TASK REQUIREMENTS. Transcribe every line exactly. Leave the pictures behind.

AVAILABLE DATA.
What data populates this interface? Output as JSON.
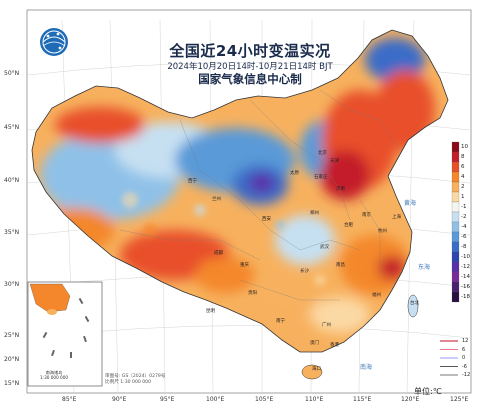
{
  "header": {
    "title": "全国近24小时变温实况",
    "subtitle": "2024年10月20日14时-10月21日14时 BJT",
    "issuer": "国家气象信息中心制"
  },
  "axes": {
    "lat_labels": [
      "50°N",
      "45°N",
      "40°N",
      "35°N",
      "30°N",
      "25°N",
      "20°N",
      "15°N"
    ],
    "lon_labels": [
      "85°E",
      "90°E",
      "95°E",
      "100°E",
      "105°E",
      "110°E",
      "115°E",
      "120°E",
      "125°E"
    ]
  },
  "legend": {
    "ticks": [
      "10",
      "8",
      "6",
      "4",
      "2",
      "1",
      "-1",
      "-2",
      "-4",
      "-6",
      "-8",
      "-10",
      "-12",
      "-14",
      "-16",
      "-18"
    ],
    "colors": [
      "#8b0a1a",
      "#c41e2a",
      "#e8502a",
      "#f4872b",
      "#f7b15e",
      "#fbd9a4",
      "#f5f5f0",
      "#c6e0f2",
      "#8fc1e8",
      "#5a9ad8",
      "#3a6cc8",
      "#2f45b0",
      "#5a2fa8",
      "#7a2a98",
      "#4a2070",
      "#2a1040"
    ],
    "isolines": [
      {
        "label": "12",
        "color": "#c8102e"
      },
      {
        "label": "6",
        "color": "#f07a8a"
      },
      {
        "label": "0",
        "color": "#9999ff"
      },
      {
        "label": "-6",
        "color": "#555555"
      },
      {
        "label": "-12",
        "color": "#777777"
      }
    ],
    "unit": "单位:℃"
  },
  "credit": [
    "审图号: GS（2024）0279号",
    "比例尺 1:30 000 000"
  ],
  "inset": {
    "caption": [
      "南海诸岛",
      "1:30 000 000"
    ]
  },
  "sea_labels": [
    "黄海",
    "东海",
    "南海"
  ],
  "place_labels": [
    "北京",
    "天津",
    "石家庄",
    "太原",
    "济南",
    "郑州",
    "西安",
    "兰州",
    "西宁",
    "成都",
    "重庆",
    "武汉",
    "长沙",
    "南昌",
    "杭州",
    "上海",
    "南京",
    "合肥",
    "福州",
    "广州",
    "南宁",
    "贵阳",
    "昆明",
    "台北",
    "香港",
    "澳门",
    "海口"
  ]
}
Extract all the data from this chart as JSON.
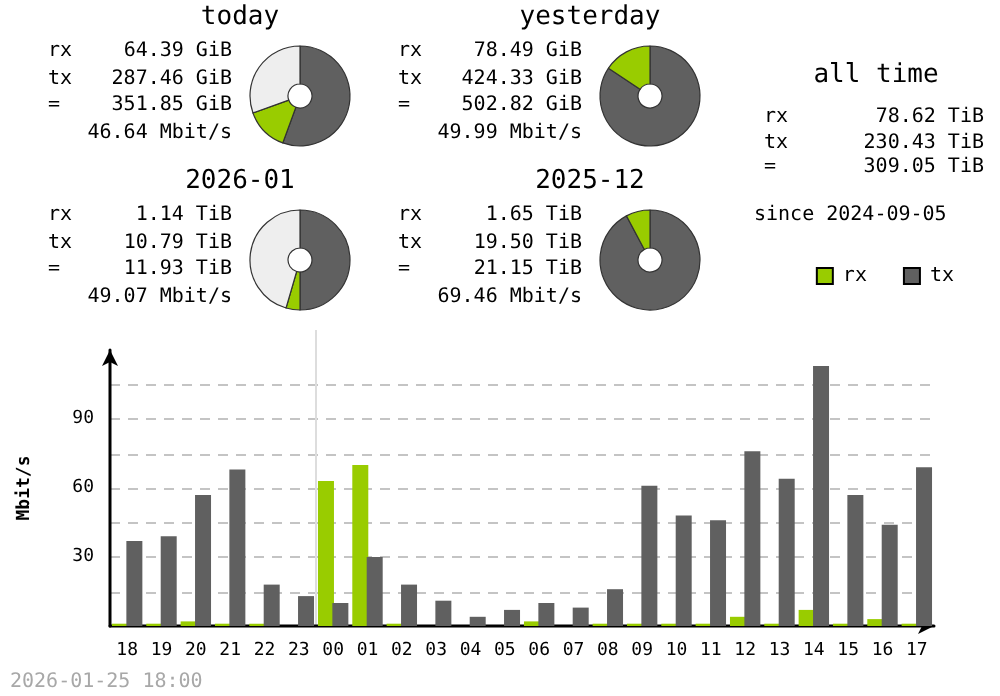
{
  "chart_data": [
    {
      "type": "donut",
      "title": "today",
      "annotations": [
        "rx 64.39 GiB",
        "tx 287.46 GiB",
        "= 351.85 GiB",
        "46.64 Mbit/s"
      ],
      "categories": [
        null,
        null,
        null
      ],
      "values": [
        55.6,
        13.9,
        30.5
      ],
      "colors": [
        "#606060",
        "#99cc00",
        "#eeeeee"
      ]
    },
    {
      "type": "donut",
      "title": "yesterday",
      "annotations": [
        "rx 78.49 GiB",
        "tx 424.33 GiB",
        "= 502.82 GiB",
        "49.99 Mbit/s"
      ],
      "categories": [
        null,
        null
      ],
      "values": [
        84.4,
        15.6
      ],
      "colors": [
        "#606060",
        "#99cc00"
      ]
    },
    {
      "type": "donut",
      "title": "2026-01",
      "annotations": [
        "rx 1.14 TiB",
        "tx 10.79 TiB",
        "= 11.93 TiB",
        "49.07 Mbit/s"
      ],
      "categories": [
        null,
        null,
        null
      ],
      "values": [
        50,
        4.5,
        45.5
      ],
      "colors": [
        "#606060",
        "#99cc00",
        "#eeeeee"
      ]
    },
    {
      "type": "donut",
      "title": "2025-12",
      "annotations": [
        "rx 1.65 TiB",
        "tx 19.50 TiB",
        "= 21.15 TiB",
        "69.46 Mbit/s"
      ],
      "categories": [
        null,
        null
      ],
      "values": [
        92.2,
        7.8
      ],
      "colors": [
        "#606060",
        "#99cc00"
      ]
    },
    {
      "type": "other",
      "title": "all time",
      "annotations": [
        "rx 78.62 TiB",
        "tx 230.43 TiB",
        "= 309.05 TiB",
        "since 2024-09-05"
      ]
    },
    {
      "type": "bar",
      "ylabel": "Mbit/s",
      "annotations": [
        "2026-01-25 18:00"
      ],
      "legend": "top right",
      "grid": "y",
      "categories": [
        "18",
        "19",
        "20",
        "21",
        "22",
        "23",
        "00",
        "01",
        "02",
        "03",
        "04",
        "05",
        "06",
        "07",
        "08",
        "09",
        "10",
        "11",
        "12",
        "13",
        "14",
        "15",
        "16",
        "17"
      ],
      "ylim": [
        0,
        120
      ],
      "yticks": [
        {
          "value": 15,
          "label": null
        },
        30,
        {
          "value": 45,
          "label": null
        },
        60,
        {
          "value": 75,
          "label": null
        },
        90,
        {
          "value": 105,
          "label": null
        }
      ],
      "ref_lines": [
        {
          "axis": "x",
          "value": "00",
          "label": null,
          "color": "#dddddd"
        }
      ],
      "series": [
        {
          "name": "rx",
          "color": "#99cc00",
          "values": [
            1,
            1,
            2,
            1,
            1,
            0,
            63,
            70,
            1,
            0,
            0,
            0,
            2,
            0,
            1,
            1,
            1,
            1,
            4,
            1,
            7,
            1,
            3,
            1
          ]
        },
        {
          "name": "tx",
          "color": "#606060",
          "values": [
            37,
            39,
            57,
            68,
            18,
            13,
            10,
            30,
            18,
            11,
            4,
            7,
            10,
            8,
            16,
            61,
            48,
            46,
            76,
            64,
            113,
            57,
            44,
            69
          ]
        }
      ]
    }
  ]
}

OUTPUT FOR THIS TASK.
What data populates this interface? Output as JSON.
{
  "header": {
    "title": "全国近24小时变温实况",
    "subtitle": "2024年10月20日14时-10月21日14时 BJT",
    "issuer": "国家气象信息中心制"
  },
  "axes": {
    "lat_labels": [
      "50°N",
      "45°N",
      "40°N",
      "35°N",
      "30°N",
      "25°N",
      "20°N",
      "15°N"
    ],
    "lon_labels": [
      "85°E",
      "90°E",
      "95°E",
      "100°E",
      "105°E",
      "110°E",
      "115°E",
      "120°E",
      "125°E"
    ]
  },
  "legend": {
    "ticks": [
      "10",
      "8",
      "6",
      "4",
      "2",
      "1",
      "-1",
      "-2",
      "-4",
      "-6",
      "-8",
      "-10",
      "-12",
      "-14",
      "-16",
      "-18"
    ],
    "colors": [
      "#8b0a1a",
      "#c41e2a",
      "#e8502a",
      "#f4872b",
      "#f7b15e",
      "#fbd9a4",
      "#f5f5f0",
      "#c6e0f2",
      "#8fc1e8",
      "#5a9ad8",
      "#3a6cc8",
      "#2f45b0",
      "#5a2fa8",
      "#7a2a98",
      "#4a2070",
      "#2a1040"
    ],
    "isolines": [
      {
        "label": "12",
        "color": "#c8102e"
      },
      {
        "label": "6",
        "color": "#f07a8a"
      },
      {
        "label": "0",
        "color": "#9999ff"
      },
      {
        "label": "-6",
        "color": "#555555"
      },
      {
        "label": "-12",
        "color": "#777777"
      }
    ],
    "unit": "单位:℃"
  },
  "credit": [
    "审图号: GS（2024）0279号",
    "比例尺 1:30 000 000"
  ],
  "inset": {
    "caption": [
      "南海诸岛",
      "1:30 000 000"
    ]
  },
  "sea_labels": [
    "黄海",
    "东海",
    "南海"
  ],
  "place_labels": [
    "北京",
    "天津",
    "石家庄",
    "太原",
    "济南",
    "郑州",
    "西安",
    "兰州",
    "西宁",
    "成都",
    "重庆",
    "武汉",
    "长沙",
    "南昌",
    "杭州",
    "上海",
    "南京",
    "合肥",
    "福州",
    "广州",
    "南宁",
    "贵阳",
    "昆明",
    "台北",
    "香港",
    "澳门",
    "海口"
  ]
}
Extract all the data from this chart as JSON.
{
  "chart_data": [
    {
      "type": "donut",
      "title": "today",
      "annotations": [
        "rx 64.39 GiB",
        "tx 287.46 GiB",
        "= 351.85 GiB",
        "46.64 Mbit/s"
      ],
      "categories": [
        null,
        null,
        null
      ],
      "values": [
        55.6,
        13.9,
        30.5
      ],
      "colors": [
        "#606060",
        "#99cc00",
        "#eeeeee"
      ]
    },
    {
      "type": "donut",
      "title": "yesterday",
      "annotations": [
        "rx 78.49 GiB",
        "tx 424.33 GiB",
        "= 502.82 GiB",
        "49.99 Mbit/s"
      ],
      "categories": [
        null,
        null
      ],
      "values": [
        84.4,
        15.6
      ],
      "colors": [
        "#606060",
        "#99cc00"
      ]
    },
    {
      "type": "donut",
      "title": "2026-01",
      "annotations": [
        "rx 1.14 TiB",
        "tx 10.79 TiB",
        "= 11.93 TiB",
        "49.07 Mbit/s"
      ],
      "categories": [
        null,
        null,
        null
      ],
      "values": [
        50,
        4.5,
        45.5
      ],
      "colors": [
        "#606060",
        "#99cc00",
        "#eeeeee"
      ]
    },
    {
      "type": "donut",
      "title": "2025-12",
      "annotations": [
        "rx 1.65 TiB",
        "tx 19.50 TiB",
        "= 21.15 TiB",
        "69.46 Mbit/s"
      ],
      "categories": [
        null,
        null
      ],
      "values": [
        92.2,
        7.8
      ],
      "colors": [
        "#606060",
        "#99cc00"
      ]
    },
    {
      "type": "other",
      "title": "all time",
      "annotations": [
        "rx 78.62 TiB",
        "tx 230.43 TiB",
        "= 309.05 TiB",
        "since 2024-09-05"
      ]
    },
    {
      "type": "bar",
      "ylabel": "Mbit/s",
      "annotations": [
        "2026-01-25 18:00"
      ],
      "legend": "top right",
      "grid": "y",
      "categories": [
        "18",
        "19",
        "20",
        "21",
        "22",
        "23",
        "00",
        "01",
        "02",
        "03",
        "04",
        "05",
        "06",
        "07",
        "08",
        "09",
        "10",
        "11",
        "12",
        "13",
        "14",
        "15",
        "16",
        "17"
      ],
      "ylim": [
        0,
        120
      ],
      "yticks": [
        {
          "value": 15,
          "label": null
        },
        30,
        {
          "value": 45,
          "label": null
        },
        60,
        {
          "value": 75,
          "label": null
        },
        90,
        {
          "value": 105,
          "label": null
        }
      ],
      "ref_lines": [
        {
          "axis": "x",
          "value": "00",
          "label": null,
          "color": "#dddddd"
        }
      ],
      "series": [
        {
          "name": "rx",
          "color": "#99cc00",
          "values": [
            1,
            1,
            2,
            1,
            1,
            0,
            63,
            70,
            1,
            0,
            0,
            0,
            2,
            0,
            1,
            1,
            1,
            1,
            4,
            1,
            7,
            1,
            3,
            1
          ]
        },
        {
          "name": "tx",
          "color": "#606060",
          "values": [
            37,
            39,
            57,
            68,
            18,
            13,
            10,
            30,
            18,
            11,
            4,
            7,
            10,
            8,
            16,
            61,
            48,
            46,
            76,
            64,
            113,
            57,
            44,
            69
          ]
        }
      ]
    }
  ]
}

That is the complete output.